── Stored records
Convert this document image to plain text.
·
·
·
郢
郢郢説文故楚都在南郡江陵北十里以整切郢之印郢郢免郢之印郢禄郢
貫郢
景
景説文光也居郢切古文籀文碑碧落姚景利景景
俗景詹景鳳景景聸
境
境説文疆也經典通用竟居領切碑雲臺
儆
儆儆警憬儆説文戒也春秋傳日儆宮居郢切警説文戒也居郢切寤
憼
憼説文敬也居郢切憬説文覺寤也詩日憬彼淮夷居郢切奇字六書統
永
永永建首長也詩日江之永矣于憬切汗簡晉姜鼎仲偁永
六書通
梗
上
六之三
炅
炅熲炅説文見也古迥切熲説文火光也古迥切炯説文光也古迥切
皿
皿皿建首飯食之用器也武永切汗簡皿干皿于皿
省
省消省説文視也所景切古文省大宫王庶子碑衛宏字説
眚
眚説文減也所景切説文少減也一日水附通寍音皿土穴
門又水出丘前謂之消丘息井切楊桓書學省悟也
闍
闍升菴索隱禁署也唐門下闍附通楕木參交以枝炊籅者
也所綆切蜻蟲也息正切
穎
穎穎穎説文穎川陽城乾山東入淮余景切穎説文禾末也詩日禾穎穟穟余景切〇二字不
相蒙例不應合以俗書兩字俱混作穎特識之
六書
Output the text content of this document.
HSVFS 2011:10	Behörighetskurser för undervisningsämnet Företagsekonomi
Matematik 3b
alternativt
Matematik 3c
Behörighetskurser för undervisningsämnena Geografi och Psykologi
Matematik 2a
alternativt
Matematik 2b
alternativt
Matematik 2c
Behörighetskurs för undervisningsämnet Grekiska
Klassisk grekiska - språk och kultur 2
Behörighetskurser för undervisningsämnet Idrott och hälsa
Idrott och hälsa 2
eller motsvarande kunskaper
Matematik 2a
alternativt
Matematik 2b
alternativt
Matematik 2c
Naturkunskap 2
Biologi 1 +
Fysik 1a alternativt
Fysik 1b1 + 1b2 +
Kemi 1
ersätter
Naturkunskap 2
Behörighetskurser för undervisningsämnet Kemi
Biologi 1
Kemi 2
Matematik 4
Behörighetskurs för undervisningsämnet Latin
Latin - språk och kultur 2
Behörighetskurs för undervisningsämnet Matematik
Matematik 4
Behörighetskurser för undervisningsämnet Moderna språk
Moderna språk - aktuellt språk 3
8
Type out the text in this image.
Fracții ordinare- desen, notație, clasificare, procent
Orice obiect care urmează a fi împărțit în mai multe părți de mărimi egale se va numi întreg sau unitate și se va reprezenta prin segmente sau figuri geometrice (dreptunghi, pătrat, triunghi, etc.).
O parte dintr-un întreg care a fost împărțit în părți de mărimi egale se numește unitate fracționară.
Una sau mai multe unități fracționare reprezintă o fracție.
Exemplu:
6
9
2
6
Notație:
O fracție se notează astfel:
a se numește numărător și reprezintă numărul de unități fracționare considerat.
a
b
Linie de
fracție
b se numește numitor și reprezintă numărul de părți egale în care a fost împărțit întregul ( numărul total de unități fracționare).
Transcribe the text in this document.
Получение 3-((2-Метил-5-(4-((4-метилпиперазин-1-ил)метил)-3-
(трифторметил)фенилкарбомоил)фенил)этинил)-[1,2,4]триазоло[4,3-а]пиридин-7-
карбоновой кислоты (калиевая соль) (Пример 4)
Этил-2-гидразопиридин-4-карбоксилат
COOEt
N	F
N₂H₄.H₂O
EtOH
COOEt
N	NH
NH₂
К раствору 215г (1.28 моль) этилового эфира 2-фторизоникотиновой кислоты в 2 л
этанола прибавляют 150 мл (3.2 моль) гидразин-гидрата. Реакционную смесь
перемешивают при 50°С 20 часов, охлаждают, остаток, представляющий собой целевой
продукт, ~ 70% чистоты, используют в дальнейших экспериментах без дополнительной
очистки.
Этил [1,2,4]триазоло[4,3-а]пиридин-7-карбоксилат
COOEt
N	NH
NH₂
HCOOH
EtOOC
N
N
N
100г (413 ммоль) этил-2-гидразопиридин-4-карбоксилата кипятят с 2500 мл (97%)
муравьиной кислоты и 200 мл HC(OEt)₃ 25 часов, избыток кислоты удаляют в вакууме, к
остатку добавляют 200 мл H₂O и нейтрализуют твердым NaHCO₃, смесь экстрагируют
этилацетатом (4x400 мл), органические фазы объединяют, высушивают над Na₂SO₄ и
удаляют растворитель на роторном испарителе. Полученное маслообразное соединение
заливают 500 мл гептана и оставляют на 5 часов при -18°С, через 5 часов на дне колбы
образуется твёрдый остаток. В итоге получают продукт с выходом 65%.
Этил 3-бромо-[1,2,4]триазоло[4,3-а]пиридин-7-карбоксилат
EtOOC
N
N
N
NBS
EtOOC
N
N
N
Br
────
- **What is asked**:
Copy every line in the records above that contains the word "unități".

- **Expected output**:
Una sau mai multe unități fracționare reprezintă o fracție.
a se numește numărător și reprezintă numărul de unități fracționare considerat.
b se numește numitor și reprezintă numărul de părți egale în care a fost împărțit întregul ( numărul total de unități fracționare).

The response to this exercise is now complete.